== Action item ==
Please copy every line of the records below that holds the word "Vincke".

[Data extracted from a collection]

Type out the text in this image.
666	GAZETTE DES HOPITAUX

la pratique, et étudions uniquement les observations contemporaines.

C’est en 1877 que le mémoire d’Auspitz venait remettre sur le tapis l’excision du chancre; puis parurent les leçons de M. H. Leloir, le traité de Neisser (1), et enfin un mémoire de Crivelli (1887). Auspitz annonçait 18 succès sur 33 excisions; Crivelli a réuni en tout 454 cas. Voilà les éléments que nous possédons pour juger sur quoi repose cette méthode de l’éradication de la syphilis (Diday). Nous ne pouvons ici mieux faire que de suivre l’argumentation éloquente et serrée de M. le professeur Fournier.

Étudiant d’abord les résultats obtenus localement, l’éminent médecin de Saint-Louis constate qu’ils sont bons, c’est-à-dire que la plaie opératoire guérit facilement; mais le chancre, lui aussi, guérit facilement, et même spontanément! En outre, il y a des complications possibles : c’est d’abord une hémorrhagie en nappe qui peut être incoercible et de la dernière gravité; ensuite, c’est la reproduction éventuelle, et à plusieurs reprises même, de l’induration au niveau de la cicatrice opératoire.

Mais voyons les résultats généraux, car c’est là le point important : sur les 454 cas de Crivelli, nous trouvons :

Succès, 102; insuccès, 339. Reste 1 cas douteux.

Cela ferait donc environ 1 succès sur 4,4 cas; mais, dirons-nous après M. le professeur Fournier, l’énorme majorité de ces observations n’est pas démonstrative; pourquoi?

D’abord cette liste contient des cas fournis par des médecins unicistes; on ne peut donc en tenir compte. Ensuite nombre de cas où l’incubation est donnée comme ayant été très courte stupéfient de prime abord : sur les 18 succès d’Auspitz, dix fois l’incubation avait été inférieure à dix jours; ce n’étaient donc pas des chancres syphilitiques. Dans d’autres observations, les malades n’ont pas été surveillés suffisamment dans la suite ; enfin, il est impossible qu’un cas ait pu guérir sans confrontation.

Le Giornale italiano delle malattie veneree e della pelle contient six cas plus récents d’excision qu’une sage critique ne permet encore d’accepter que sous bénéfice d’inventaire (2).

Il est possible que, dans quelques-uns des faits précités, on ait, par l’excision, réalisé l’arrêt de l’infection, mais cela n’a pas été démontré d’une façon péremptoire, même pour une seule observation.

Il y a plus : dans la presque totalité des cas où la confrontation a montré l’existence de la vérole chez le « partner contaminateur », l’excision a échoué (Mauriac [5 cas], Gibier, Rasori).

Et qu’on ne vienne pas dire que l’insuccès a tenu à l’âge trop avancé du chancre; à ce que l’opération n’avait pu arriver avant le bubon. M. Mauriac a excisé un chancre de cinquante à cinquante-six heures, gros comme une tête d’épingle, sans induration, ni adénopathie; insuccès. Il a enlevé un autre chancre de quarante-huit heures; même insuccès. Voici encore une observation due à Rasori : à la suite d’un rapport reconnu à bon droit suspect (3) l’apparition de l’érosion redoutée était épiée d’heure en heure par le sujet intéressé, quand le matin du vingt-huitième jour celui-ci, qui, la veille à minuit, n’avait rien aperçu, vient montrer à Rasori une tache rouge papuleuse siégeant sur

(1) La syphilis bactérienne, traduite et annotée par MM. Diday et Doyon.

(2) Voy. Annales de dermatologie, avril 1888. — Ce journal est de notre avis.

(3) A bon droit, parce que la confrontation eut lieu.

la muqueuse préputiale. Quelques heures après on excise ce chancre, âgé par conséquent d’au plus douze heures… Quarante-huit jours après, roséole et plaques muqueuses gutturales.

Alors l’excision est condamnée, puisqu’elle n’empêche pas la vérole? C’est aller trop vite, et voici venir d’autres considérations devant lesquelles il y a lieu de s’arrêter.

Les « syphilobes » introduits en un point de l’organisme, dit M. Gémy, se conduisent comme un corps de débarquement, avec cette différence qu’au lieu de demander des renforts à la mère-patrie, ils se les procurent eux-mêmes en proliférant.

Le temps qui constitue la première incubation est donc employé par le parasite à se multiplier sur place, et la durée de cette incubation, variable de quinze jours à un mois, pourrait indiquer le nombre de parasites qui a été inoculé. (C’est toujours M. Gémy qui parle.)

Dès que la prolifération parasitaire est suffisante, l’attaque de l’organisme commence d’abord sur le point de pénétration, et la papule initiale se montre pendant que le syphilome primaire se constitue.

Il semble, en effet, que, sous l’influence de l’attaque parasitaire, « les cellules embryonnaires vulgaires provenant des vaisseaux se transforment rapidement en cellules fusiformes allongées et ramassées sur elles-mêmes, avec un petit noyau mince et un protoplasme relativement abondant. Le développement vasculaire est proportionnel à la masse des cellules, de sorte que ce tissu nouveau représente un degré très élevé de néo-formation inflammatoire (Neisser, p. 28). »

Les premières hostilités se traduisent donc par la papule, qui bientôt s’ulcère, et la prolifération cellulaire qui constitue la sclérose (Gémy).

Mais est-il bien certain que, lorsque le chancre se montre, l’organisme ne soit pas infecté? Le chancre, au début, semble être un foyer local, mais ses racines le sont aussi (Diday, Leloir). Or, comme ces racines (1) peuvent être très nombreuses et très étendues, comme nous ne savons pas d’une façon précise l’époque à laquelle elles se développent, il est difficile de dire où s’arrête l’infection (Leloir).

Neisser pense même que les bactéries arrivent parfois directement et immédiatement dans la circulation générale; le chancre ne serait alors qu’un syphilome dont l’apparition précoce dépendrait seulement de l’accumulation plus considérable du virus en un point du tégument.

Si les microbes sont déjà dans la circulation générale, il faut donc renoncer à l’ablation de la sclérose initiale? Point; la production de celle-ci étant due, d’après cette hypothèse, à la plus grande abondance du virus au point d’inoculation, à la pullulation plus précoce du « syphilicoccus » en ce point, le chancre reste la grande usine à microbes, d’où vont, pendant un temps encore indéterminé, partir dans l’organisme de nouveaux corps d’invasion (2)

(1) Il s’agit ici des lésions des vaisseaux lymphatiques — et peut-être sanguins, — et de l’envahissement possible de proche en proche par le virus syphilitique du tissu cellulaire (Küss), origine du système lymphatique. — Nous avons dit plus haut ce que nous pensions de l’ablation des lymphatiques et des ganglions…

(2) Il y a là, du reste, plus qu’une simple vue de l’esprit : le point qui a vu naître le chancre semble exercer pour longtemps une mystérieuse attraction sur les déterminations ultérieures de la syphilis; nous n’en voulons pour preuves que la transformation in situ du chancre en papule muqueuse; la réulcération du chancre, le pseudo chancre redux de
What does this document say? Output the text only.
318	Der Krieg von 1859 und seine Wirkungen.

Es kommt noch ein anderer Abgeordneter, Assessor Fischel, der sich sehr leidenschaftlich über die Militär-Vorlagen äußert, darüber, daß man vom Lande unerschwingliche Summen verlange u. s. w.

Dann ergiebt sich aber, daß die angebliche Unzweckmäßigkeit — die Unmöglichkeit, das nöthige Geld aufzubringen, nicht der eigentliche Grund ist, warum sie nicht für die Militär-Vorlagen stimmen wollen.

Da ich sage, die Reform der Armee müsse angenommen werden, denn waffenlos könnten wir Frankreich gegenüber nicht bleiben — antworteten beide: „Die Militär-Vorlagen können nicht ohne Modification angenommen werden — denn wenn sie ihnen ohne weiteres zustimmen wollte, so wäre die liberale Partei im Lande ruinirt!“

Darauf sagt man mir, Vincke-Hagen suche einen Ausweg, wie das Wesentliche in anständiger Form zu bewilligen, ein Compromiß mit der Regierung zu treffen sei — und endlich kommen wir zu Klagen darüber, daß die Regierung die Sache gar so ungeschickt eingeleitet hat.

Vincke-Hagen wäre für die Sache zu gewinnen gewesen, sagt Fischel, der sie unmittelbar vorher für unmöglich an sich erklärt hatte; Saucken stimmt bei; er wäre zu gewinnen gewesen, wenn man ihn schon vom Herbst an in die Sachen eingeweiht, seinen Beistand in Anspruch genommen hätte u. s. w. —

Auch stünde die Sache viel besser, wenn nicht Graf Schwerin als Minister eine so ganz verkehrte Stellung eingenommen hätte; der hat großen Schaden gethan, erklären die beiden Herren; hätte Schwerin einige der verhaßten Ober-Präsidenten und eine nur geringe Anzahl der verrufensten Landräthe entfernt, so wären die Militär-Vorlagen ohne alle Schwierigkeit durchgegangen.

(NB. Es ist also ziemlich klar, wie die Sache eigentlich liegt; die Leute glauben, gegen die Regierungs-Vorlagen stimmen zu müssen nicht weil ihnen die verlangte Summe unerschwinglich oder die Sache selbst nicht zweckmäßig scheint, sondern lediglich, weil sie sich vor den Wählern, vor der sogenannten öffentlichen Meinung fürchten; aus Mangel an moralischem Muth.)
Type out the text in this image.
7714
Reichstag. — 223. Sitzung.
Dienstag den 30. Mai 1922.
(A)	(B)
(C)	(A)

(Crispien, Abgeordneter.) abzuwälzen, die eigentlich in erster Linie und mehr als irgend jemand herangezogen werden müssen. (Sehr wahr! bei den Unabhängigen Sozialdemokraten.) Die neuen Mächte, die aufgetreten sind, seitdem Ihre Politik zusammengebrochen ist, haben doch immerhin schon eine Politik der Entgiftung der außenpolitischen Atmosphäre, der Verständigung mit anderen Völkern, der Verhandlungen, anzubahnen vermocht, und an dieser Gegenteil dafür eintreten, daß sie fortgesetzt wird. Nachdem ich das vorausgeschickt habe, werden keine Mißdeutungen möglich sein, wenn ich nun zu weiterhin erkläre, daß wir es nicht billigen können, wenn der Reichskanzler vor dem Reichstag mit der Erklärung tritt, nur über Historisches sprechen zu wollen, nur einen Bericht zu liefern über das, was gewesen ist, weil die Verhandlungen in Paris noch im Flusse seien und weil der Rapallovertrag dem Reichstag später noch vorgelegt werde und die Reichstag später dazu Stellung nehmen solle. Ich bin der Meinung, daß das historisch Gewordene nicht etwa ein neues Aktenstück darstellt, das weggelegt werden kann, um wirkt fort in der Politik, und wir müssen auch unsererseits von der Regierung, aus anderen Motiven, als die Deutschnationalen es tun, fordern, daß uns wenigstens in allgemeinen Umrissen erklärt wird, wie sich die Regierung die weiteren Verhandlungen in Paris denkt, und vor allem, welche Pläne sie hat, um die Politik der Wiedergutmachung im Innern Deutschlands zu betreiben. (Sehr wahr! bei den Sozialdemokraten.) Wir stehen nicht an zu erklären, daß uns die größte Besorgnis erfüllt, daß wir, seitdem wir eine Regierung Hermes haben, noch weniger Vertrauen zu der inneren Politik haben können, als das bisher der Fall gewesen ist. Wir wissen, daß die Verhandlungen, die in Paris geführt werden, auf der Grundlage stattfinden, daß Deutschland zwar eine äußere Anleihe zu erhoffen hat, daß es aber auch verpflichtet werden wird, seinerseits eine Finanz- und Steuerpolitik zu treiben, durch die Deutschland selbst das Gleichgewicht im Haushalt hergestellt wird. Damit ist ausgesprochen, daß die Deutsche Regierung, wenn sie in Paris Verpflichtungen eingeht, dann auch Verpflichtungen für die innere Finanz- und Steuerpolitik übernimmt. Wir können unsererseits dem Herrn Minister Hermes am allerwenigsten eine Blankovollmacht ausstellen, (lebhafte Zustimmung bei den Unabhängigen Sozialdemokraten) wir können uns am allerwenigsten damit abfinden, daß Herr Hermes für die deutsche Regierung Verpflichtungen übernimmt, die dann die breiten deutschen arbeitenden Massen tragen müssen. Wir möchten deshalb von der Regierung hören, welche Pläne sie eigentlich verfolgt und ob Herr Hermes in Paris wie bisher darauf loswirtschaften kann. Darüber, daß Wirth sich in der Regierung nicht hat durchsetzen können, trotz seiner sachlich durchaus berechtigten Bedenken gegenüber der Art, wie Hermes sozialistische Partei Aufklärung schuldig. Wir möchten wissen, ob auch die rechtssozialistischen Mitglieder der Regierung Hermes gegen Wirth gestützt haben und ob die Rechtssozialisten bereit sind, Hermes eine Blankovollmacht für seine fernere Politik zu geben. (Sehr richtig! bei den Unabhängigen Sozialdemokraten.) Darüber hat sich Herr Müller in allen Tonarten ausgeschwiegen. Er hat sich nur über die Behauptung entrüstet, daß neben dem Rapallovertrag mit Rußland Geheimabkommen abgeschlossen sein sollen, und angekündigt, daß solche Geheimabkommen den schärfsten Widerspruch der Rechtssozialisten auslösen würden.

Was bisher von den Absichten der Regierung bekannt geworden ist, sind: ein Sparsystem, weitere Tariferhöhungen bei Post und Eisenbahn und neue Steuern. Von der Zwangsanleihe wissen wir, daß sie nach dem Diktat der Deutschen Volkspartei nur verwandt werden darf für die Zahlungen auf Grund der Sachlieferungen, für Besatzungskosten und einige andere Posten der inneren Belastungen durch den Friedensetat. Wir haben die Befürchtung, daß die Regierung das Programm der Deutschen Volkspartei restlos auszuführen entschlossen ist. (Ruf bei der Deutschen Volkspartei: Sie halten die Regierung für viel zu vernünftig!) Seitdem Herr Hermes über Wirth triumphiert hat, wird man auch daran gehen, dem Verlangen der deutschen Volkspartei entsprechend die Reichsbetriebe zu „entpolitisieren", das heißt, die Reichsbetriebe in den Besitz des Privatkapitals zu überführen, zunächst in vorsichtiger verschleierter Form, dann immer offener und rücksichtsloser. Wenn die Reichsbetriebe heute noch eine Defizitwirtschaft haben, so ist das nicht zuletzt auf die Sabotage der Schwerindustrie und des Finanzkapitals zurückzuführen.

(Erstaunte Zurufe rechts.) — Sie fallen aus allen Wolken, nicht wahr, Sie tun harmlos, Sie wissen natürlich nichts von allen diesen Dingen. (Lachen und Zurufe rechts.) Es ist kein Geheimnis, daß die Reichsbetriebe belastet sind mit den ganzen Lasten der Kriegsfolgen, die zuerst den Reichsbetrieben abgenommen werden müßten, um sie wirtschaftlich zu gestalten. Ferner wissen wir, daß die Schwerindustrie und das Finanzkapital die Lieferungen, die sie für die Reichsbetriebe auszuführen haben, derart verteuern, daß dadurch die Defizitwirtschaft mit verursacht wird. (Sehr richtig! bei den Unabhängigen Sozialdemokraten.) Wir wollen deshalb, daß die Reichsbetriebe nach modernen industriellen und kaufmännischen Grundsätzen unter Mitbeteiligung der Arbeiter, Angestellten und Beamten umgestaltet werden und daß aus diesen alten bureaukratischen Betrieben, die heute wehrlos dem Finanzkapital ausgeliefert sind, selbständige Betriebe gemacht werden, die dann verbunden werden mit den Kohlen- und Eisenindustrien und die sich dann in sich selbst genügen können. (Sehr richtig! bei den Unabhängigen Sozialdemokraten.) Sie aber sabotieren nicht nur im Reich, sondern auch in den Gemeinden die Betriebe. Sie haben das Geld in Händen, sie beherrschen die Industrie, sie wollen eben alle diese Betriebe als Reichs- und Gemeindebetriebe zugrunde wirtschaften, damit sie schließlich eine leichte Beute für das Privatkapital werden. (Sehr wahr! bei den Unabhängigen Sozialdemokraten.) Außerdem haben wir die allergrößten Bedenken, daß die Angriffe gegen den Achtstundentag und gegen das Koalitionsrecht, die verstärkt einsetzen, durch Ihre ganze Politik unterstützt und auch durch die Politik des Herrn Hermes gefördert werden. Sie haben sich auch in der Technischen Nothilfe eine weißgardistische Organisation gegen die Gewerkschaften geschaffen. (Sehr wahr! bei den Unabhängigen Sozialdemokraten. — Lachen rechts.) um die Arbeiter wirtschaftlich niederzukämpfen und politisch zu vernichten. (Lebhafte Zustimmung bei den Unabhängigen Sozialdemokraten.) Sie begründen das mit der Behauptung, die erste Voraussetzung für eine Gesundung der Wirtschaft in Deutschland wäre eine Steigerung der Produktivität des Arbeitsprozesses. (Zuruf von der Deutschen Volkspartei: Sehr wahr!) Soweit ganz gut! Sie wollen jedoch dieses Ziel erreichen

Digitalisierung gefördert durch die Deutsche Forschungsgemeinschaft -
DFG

== Answer space ==
Darauf sagt man mir, Vincke-Hagen suche einen Ausweg, wie das Wesentliche in anständiger Form zu bewilligen, ein Compromiß mit der Regierung zu treffen sei — und endlich kommen wir zu Klagen darüber, daß die Regierung die Sache gar so ungeschickt eingeleitet hat.
Vincke-Hagen wäre für die Sache zu gewinnen gewesen, sagt Fischel, der sie unmittelbar vorher für unmöglich an sich erklärt hatte; Saucken stimmt bei; er wäre zu gewinnen gewesen, wenn man ihn schon vom Herbst an in die Sachen eingeweiht, seinen Beistand in Anspruch genommen hätte u. s. w. —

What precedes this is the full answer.